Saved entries
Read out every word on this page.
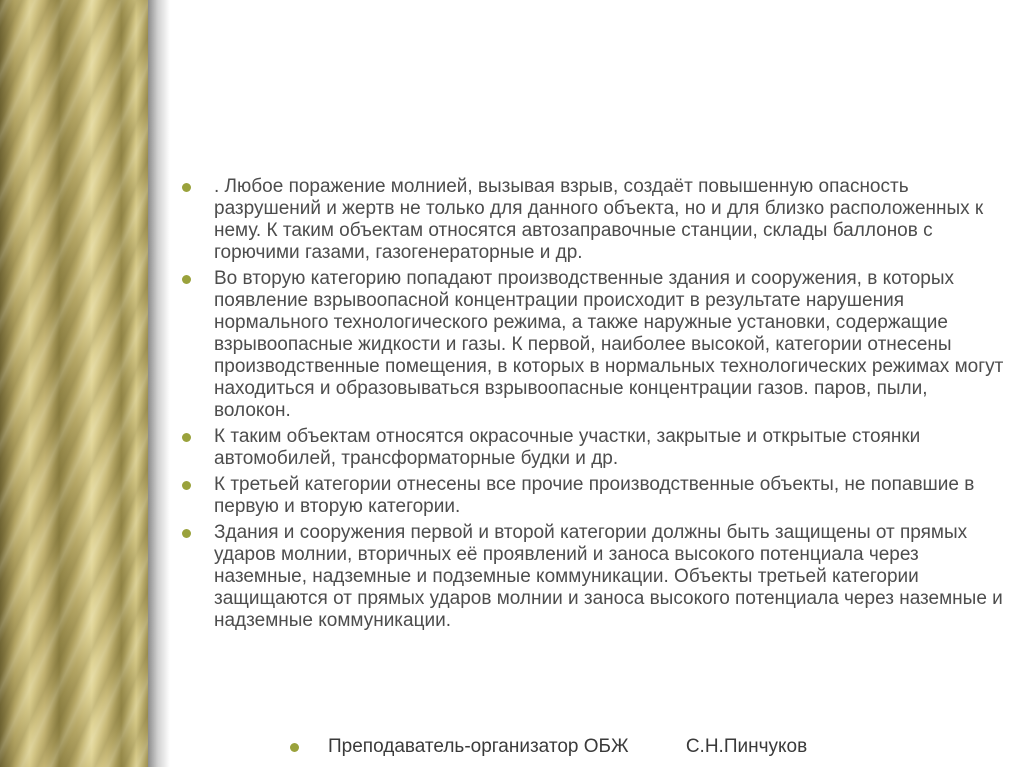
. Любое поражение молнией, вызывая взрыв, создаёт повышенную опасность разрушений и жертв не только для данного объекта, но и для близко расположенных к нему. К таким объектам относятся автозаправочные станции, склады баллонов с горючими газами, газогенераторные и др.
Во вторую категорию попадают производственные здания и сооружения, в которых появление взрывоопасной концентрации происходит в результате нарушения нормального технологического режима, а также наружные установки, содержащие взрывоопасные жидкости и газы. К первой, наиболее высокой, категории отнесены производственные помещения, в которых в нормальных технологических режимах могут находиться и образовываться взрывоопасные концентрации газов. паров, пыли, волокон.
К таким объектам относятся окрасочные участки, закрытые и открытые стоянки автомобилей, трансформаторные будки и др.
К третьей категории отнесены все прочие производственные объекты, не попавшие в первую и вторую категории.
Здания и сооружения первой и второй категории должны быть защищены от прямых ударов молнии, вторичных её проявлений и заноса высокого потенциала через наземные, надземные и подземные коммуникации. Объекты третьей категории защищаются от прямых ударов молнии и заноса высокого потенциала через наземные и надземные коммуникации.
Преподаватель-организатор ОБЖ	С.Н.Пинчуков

== Written problem ==
Scan the listing above and identify each line holding the string "относятся"; copy every such line.

== Final result ==
. Любое поражение молнией, вызывая взрыв, создаёт повышенную опасность разрушений и жертв не только для данного объекта, но и для близко расположенных к нему. К таким объектам относятся автозаправочные станции, склады баллонов с горючими газами, газогенераторные и др.
К таким объектам относятся окрасочные участки, закрытые и открытые стоянки автомобилей, трансформаторные будки и др.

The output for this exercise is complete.